> [EXERCISE OBJECTIVE]
Locate every line that holds the string "this" and copy it.

> [ITEMS]
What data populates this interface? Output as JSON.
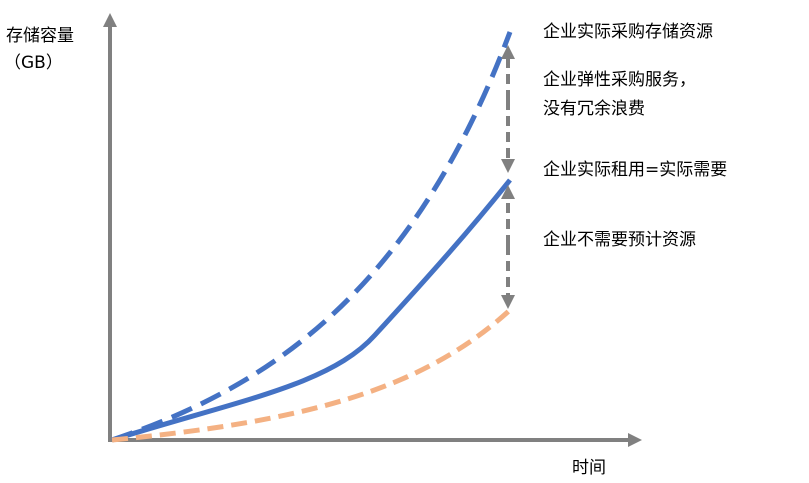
{
  "axes": {
    "y_label": "存储容量",
    "y_unit": "（GB）",
    "x_label": "时间"
  },
  "annotations": {
    "purchased": "企业实际采购存储资源",
    "elastic_line1": "企业弹性采购服务，",
    "elastic_line2": "没有冗余浪费",
    "rented": "企业实际租用=实际需要",
    "not_needed": "企业不需要预计资源"
  }
}
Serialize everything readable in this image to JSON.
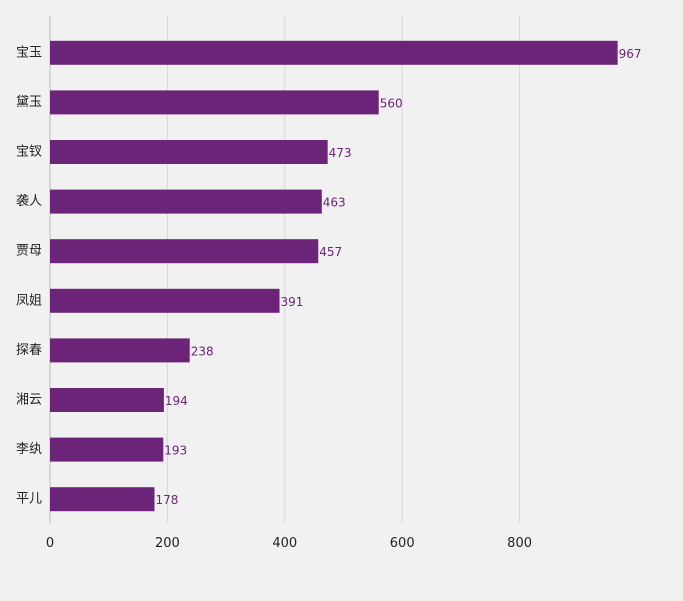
{
  "chart_data": {
    "type": "bar",
    "orientation": "horizontal",
    "title": "",
    "xlabel": "",
    "ylabel": "",
    "categories": [
      "宝玉",
      "黛玉",
      "宝钗",
      "袭人",
      "贾母",
      "凤姐",
      "探春",
      "湘云",
      "李纨",
      "平儿"
    ],
    "values": [
      967,
      560,
      473,
      463,
      457,
      391,
      238,
      194,
      193,
      178
    ],
    "xlim": [
      0,
      1000
    ],
    "xticks": [
      0,
      200,
      400,
      600,
      800
    ],
    "xtick_labels": [
      "0",
      "200",
      "400",
      "600",
      "800"
    ],
    "grid": "vertical",
    "legend": "none",
    "colors": {
      "bar": "#6c2479",
      "data_label": "#6c2479",
      "gridline": "#d9d9d9",
      "background": "#f1f1f1",
      "text": "#222222"
    }
  }
}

> [EXERCISE OUTPUT]
What data populates this interface? Output as JSON.
Serialize everything readable in this image to JSON.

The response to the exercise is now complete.